EXERCISE PROMPT: Verbatim output of all the material below is required.

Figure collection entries
-- START --
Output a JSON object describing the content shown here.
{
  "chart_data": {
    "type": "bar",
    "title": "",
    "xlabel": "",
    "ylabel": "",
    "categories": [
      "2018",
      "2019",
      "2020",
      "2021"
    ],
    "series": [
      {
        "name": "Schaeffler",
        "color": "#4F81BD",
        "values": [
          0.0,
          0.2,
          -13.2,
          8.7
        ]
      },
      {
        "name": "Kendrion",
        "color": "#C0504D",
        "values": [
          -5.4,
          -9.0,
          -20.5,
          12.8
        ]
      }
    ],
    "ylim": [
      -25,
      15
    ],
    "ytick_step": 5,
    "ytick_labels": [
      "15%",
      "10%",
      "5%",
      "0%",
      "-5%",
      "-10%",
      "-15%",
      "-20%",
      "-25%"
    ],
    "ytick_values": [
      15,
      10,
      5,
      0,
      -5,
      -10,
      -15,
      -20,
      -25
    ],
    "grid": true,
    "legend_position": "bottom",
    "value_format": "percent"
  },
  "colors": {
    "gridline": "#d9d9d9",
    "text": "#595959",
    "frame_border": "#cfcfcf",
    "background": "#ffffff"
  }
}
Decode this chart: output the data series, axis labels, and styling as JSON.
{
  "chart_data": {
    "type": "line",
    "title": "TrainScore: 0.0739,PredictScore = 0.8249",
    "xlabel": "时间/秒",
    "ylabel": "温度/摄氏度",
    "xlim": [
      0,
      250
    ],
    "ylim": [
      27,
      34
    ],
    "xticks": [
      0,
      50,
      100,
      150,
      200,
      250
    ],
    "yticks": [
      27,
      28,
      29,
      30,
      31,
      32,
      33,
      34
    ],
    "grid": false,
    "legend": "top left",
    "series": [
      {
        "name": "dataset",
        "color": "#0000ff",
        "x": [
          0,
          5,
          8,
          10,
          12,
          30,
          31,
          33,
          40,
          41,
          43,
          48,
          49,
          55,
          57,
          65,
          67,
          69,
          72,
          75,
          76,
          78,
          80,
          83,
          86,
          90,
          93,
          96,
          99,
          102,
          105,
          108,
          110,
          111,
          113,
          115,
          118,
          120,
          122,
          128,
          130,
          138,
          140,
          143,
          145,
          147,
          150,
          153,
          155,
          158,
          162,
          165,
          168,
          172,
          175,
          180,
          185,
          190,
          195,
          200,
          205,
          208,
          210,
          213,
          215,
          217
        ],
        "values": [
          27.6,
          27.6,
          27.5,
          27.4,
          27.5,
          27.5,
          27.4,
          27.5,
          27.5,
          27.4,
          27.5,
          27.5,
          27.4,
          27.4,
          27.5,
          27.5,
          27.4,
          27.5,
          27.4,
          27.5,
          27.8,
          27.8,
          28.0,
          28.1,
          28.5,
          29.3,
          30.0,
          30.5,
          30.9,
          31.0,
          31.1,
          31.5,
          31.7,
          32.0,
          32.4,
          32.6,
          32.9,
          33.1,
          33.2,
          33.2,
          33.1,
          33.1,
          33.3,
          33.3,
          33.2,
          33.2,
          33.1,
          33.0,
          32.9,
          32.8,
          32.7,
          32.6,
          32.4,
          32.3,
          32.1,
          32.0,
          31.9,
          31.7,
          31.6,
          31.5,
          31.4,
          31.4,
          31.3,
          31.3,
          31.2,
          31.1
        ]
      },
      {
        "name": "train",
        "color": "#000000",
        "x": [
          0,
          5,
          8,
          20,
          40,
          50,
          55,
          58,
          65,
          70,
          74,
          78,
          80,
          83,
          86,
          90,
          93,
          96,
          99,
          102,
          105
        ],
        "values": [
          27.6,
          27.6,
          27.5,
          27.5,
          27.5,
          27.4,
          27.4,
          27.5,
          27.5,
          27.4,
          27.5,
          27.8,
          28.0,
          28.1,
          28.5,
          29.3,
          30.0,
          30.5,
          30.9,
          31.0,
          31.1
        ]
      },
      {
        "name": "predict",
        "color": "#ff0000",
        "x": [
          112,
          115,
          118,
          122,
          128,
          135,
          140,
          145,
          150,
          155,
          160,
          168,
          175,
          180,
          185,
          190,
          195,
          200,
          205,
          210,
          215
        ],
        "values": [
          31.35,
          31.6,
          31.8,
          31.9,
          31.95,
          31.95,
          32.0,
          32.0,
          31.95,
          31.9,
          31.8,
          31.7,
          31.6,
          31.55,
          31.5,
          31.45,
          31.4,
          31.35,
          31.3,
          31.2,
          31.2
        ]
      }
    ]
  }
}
-- END --
SOLUTION FOR THIS EXERCISE:
Output a JSON object describing the content shown here.
{
  "chart_data": {
    "type": "bar",
    "title": "",
    "xlabel": "",
    "ylabel": "",
    "categories": [
      "2018",
      "2019",
      "2020",
      "2021"
    ],
    "series": [
      {
        "name": "Schaeffler",
        "color": "#4F81BD",
        "values": [
          0.0,
          0.2,
          -13.2,
          8.7
        ]
      },
      {
        "name": "Kendrion",
        "color": "#C0504D",
        "values": [
          -5.4,
          -9.0,
          -20.5,
          12.8
        ]
      }
    ],
    "ylim": [
      -25,
      15
    ],
    "ytick_step": 5,
    "ytick_labels": [
      "15%",
      "10%",
      "5%",
      "0%",
      "-5%",
      "-10%",
      "-15%",
      "-20%",
      "-25%"
    ],
    "ytick_values": [
      15,
      10,
      5,
      0,
      -5,
      -10,
      -15,
      -20,
      -25
    ],
    "grid": true,
    "legend_position": "bottom",
    "value_format": "percent"
  },
  "colors": {
    "gridline": "#d9d9d9",
    "text": "#595959",
    "frame_border": "#cfcfcf",
    "background": "#ffffff"
  }
}
Decode this chart: output the data series, axis labels, and styling as JSON.
{
  "chart_data": {
    "type": "line",
    "title": "TrainScore: 0.0739,PredictScore = 0.8249",
    "xlabel": "时间/秒",
    "ylabel": "温度/摄氏度",
    "xlim": [
      0,
      250
    ],
    "ylim": [
      27,
      34
    ],
    "xticks": [
      0,
      50,
      100,
      150,
      200,
      250
    ],
    "yticks": [
      27,
      28,
      29,
      30,
      31,
      32,
      33,
      34
    ],
    "grid": false,
    "legend": "top left",
    "series": [
      {
        "name": "dataset",
        "color": "#0000ff",
        "x": [
          0,
          5,
          8,
          10,
          12,
          30,
          31,
          33,
          40,
          41,
          43,
          48,
          49,
          55,
          57,
          65,
          67,
          69,
          72,
          75,
          76,
          78,
          80,
          83,
          86,
          90,
          93,
          96,
          99,
          102,
          105,
          108,
          110,
          111,
          113,
          115,
          118,
          120,
          122,
          128,
          130,
          138,
          140,
          143,
          145,
          147,
          150,
          153,
          155,
          158,
          162,
          165,
          168,
          172,
          175,
          180,
          185,
          190,
          195,
          200,
          205,
          208,
          210,
          213,
          215,
          217
        ],
        "values": [
          27.6,
          27.6,
          27.5,
          27.4,
          27.5,
          27.5,
          27.4,
          27.5,
          27.5,
          27.4,
          27.5,
          27.5,
          27.4,
          27.4,
          27.5,
          27.5,
          27.4,
          27.5,
          27.4,
          27.5,
          27.8,
          27.8,
          28.0,
          28.1,
          28.5,
          29.3,
          30.0,
          30.5,
          30.9,
          31.0,
          31.1,
          31.5,
          31.7,
          32.0,
          32.4,
          32.6,
          32.9,
          33.1,
          33.2,
          33.2,
          33.1,
          33.1,
          33.3,
          33.3,
          33.2,
          33.2,
          33.1,
          33.0,
          32.9,
          32.8,
          32.7,
          32.6,
          32.4,
          32.3,
          32.1,
          32.0,
          31.9,
          31.7,
          31.6,
          31.5,
          31.4,
          31.4,
          31.3,
          31.3,
          31.2,
          31.1
        ]
      },
      {
        "name": "train",
        "color": "#000000",
        "x": [
          0,
          5,
          8,
          20,
          40,
          50,
          55,
          58,
          65,
          70,
          74,
          78,
          80,
          83,
          86,
          90,
          93,
          96,
          99,
          102,
          105
        ],
        "values": [
          27.6,
          27.6,
          27.5,
          27.5,
          27.5,
          27.4,
          27.4,
          27.5,
          27.5,
          27.4,
          27.5,
          27.8,
          28.0,
          28.1,
          28.5,
          29.3,
          30.0,
          30.5,
          30.9,
          31.0,
          31.1
        ]
      },
      {
        "name": "predict",
        "color": "#ff0000",
        "x": [
          112,
          115,
          118,
          122,
          128,
          135,
          140,
          145,
          150,
          155,
          160,
          168,
          175,
          180,
          185,
          190,
          195,
          200,
          205,
          210,
          215
        ],
        "values": [
          31.35,
          31.6,
          31.8,
          31.9,
          31.95,
          31.95,
          32.0,
          32.0,
          31.95,
          31.9,
          31.8,
          31.7,
          31.6,
          31.55,
          31.5,
          31.45,
          31.4,
          31.35,
          31.3,
          31.2,
          31.2
        ]
      }
    ]
  }
}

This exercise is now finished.